── Records for this task ──

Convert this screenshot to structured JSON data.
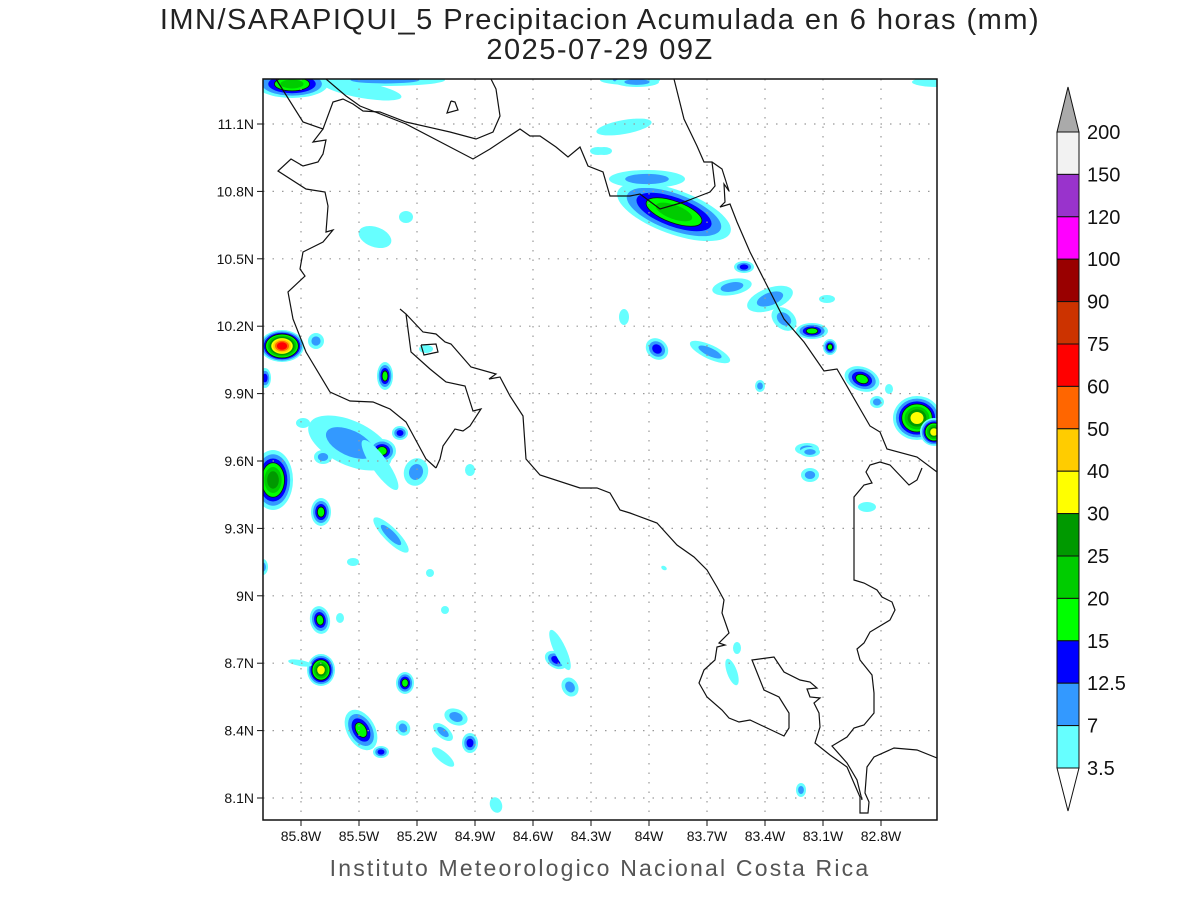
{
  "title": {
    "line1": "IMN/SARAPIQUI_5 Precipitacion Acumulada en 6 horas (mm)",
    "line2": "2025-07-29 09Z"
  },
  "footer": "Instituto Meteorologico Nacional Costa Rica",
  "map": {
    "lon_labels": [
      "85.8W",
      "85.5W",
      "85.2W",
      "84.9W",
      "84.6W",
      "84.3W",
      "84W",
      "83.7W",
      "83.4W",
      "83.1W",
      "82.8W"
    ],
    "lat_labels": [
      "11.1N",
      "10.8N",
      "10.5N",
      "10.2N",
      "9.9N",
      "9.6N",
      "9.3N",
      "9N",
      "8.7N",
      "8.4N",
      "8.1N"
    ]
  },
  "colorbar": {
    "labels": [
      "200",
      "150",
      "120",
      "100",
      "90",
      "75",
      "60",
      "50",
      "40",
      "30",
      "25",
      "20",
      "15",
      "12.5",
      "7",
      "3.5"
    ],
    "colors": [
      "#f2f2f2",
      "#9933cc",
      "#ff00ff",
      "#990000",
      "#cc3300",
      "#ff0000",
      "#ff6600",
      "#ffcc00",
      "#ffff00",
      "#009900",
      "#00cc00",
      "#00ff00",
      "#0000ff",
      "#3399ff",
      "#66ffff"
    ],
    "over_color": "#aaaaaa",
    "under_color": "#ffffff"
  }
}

───

__Stated problem__.
Each line of the data should be quoted exactly, with pictures left out.

__Solution__.
Convert this screenshot to structured JSON data.
{
  "title": {
    "line1": "IMN/SARAPIQUI_5 Precipitacion Acumulada en 6 horas (mm)",
    "line2": "2025-07-29 09Z"
  },
  "footer": "Instituto Meteorologico Nacional Costa Rica",
  "map": {
    "lon_labels": [
      "85.8W",
      "85.5W",
      "85.2W",
      "84.9W",
      "84.6W",
      "84.3W",
      "84W",
      "83.7W",
      "83.4W",
      "83.1W",
      "82.8W"
    ],
    "lat_labels": [
      "11.1N",
      "10.8N",
      "10.5N",
      "10.2N",
      "9.9N",
      "9.6N",
      "9.3N",
      "9N",
      "8.7N",
      "8.4N",
      "8.1N"
    ]
  },
  "colorbar": {
    "labels": [
      "200",
      "150",
      "120",
      "100",
      "90",
      "75",
      "60",
      "50",
      "40",
      "30",
      "25",
      "20",
      "15",
      "12.5",
      "7",
      "3.5"
    ],
    "colors": [
      "#f2f2f2",
      "#9933cc",
      "#ff00ff",
      "#990000",
      "#cc3300",
      "#ff0000",
      "#ff6600",
      "#ffcc00",
      "#ffff00",
      "#009900",
      "#00cc00",
      "#00ff00",
      "#0000ff",
      "#3399ff",
      "#66ffff"
    ],
    "over_color": "#aaaaaa",
    "under_color": "#ffffff"
  }
}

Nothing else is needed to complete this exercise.